- GIVEN INSTRUCTION -
Copy out all lines in the data below containing the string "dụng".

- Saved entries -
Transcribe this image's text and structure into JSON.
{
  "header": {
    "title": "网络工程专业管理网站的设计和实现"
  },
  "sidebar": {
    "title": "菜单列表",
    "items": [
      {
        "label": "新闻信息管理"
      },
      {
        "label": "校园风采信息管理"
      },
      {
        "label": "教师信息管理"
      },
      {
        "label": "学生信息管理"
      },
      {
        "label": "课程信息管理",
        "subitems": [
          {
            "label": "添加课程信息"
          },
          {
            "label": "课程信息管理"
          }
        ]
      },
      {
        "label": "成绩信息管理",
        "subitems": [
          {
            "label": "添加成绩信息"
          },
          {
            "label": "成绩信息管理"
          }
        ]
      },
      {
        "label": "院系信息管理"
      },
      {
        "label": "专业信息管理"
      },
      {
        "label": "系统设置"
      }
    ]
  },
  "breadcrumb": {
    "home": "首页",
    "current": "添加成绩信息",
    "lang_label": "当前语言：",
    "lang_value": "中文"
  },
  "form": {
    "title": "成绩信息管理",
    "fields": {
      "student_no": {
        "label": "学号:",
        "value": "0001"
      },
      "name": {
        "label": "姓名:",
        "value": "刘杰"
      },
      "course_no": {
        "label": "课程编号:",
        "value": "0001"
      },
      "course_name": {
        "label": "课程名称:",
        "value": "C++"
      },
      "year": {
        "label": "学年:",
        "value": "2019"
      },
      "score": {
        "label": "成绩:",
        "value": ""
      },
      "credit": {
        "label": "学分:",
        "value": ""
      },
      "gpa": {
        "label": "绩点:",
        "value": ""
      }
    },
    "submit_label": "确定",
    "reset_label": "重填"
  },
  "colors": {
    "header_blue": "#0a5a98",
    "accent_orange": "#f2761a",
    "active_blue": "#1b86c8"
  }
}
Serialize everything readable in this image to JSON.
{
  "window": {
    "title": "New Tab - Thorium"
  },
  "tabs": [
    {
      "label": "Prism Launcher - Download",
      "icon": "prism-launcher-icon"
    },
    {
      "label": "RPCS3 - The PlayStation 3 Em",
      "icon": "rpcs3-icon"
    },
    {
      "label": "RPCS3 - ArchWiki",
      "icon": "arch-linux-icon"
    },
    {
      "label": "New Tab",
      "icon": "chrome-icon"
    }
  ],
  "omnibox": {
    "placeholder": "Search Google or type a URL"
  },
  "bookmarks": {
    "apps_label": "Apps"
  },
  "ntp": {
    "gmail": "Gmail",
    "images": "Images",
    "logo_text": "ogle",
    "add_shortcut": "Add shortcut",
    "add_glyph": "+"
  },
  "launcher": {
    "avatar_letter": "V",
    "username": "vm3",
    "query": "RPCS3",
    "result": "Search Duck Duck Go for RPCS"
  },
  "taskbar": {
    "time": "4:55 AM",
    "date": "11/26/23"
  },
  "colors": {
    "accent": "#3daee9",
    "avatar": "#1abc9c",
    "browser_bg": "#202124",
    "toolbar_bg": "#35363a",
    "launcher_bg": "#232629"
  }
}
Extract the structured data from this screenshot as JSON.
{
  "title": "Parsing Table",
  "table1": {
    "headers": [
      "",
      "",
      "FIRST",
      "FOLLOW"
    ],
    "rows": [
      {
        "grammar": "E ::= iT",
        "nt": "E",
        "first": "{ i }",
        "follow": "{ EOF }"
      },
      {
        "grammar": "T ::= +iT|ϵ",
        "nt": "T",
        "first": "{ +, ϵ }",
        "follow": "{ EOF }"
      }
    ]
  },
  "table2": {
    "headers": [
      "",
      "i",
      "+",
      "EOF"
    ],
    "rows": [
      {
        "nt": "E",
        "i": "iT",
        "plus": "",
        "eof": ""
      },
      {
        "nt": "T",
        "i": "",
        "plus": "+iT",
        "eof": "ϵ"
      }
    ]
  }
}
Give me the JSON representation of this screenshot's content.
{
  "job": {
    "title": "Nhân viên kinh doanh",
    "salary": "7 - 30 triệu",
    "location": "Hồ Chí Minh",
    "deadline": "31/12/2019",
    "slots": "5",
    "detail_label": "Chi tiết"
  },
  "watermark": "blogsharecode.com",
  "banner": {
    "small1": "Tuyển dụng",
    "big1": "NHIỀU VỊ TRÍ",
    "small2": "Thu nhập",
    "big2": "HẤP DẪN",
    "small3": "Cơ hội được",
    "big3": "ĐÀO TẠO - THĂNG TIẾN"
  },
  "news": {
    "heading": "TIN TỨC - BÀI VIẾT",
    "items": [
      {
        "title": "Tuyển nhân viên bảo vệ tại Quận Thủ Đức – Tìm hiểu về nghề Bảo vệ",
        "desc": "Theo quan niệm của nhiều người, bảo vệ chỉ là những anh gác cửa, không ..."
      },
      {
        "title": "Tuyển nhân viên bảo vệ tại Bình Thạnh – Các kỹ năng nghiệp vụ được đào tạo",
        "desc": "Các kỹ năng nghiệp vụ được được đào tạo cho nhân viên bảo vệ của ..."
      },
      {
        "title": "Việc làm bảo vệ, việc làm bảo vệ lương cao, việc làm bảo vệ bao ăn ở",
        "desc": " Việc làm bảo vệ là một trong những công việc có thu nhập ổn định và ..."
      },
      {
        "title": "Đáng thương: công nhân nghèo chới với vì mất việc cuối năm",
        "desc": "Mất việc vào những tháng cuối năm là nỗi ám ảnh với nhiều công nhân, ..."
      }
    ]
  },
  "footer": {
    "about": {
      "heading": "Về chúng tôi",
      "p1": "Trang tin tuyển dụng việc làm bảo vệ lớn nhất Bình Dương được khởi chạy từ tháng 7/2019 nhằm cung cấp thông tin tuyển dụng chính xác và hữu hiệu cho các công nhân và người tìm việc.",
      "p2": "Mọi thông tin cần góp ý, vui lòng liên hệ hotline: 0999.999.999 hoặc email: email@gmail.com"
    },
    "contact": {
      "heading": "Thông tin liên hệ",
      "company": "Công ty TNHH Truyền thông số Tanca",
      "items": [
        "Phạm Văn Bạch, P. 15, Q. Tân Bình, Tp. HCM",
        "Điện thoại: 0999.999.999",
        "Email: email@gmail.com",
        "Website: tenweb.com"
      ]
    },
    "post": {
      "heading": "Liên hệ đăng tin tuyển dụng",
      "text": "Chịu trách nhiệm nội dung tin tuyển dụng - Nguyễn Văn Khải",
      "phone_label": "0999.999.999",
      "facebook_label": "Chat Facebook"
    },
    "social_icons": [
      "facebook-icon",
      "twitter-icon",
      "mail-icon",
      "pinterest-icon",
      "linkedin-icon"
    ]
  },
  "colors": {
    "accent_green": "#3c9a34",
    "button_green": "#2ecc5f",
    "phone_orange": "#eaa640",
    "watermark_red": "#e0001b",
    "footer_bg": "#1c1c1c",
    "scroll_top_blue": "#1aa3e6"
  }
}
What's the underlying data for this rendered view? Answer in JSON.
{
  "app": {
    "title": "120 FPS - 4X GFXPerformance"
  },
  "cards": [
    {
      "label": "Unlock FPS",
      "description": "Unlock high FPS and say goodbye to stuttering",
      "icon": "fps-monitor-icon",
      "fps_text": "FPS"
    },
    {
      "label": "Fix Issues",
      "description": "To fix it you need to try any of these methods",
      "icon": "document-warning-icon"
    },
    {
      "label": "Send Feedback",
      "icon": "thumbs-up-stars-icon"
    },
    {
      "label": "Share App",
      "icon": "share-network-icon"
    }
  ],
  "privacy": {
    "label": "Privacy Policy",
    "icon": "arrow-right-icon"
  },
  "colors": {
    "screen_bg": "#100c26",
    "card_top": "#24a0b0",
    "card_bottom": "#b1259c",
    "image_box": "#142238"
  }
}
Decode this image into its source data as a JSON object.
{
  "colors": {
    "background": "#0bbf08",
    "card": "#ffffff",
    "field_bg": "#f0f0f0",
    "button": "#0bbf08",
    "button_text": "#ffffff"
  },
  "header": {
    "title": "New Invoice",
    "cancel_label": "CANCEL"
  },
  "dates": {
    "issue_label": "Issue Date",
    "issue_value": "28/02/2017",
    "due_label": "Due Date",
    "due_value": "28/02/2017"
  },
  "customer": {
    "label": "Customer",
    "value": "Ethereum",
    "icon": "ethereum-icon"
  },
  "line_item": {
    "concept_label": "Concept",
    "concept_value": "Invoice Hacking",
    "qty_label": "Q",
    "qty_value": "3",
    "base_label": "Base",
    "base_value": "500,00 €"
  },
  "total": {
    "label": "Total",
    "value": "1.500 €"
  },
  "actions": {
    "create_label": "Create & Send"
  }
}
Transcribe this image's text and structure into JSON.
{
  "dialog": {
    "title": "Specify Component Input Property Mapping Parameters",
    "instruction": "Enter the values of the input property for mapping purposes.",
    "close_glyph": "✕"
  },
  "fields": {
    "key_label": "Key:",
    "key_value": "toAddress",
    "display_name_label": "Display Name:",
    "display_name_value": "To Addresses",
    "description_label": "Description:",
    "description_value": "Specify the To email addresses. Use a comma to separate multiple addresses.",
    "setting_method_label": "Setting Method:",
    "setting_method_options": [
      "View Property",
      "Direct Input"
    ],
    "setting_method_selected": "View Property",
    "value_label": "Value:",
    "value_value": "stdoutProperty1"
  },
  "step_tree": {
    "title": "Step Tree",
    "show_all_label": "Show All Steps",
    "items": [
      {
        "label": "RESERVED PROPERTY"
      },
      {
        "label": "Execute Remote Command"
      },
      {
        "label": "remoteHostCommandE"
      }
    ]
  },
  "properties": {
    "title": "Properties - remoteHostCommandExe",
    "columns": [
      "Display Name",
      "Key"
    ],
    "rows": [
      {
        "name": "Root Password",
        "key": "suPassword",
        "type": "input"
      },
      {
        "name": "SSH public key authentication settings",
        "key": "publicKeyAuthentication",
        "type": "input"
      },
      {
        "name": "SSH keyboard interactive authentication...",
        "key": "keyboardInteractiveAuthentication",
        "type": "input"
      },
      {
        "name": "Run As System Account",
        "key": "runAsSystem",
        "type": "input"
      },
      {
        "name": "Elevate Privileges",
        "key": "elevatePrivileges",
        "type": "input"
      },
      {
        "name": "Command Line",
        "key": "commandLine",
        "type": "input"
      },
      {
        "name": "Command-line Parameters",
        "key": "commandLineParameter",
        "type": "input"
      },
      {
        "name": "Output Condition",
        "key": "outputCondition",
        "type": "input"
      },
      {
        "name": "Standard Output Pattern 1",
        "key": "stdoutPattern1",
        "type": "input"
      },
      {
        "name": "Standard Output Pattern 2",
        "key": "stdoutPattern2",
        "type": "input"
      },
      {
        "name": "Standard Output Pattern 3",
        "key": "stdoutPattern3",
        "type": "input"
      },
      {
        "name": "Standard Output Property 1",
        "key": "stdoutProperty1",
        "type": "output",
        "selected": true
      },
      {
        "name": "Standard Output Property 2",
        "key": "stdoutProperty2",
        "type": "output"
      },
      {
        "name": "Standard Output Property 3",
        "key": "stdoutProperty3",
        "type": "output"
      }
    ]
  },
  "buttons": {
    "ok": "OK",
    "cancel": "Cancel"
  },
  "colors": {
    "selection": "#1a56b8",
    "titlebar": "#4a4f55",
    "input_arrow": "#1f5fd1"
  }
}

- OUTPUT FOR THIS EXERCISE -
    "small1": "Tuyển dụng",
      "p1": "Trang tin tuyển dụng việc làm bảo vệ lớn nhất Bình Dương được khởi chạy từ tháng 7/2019 nhằm cung cấp thông tin tuyển dụng chính xác và hữu hiệu cho các công nhân và người tìm việc.",
      "heading": "Liên hệ đăng tin tuyển dụng",
      "text": "Chịu trách nhiệm nội dung tin tuyển dụng - Nguyễn Văn Khải",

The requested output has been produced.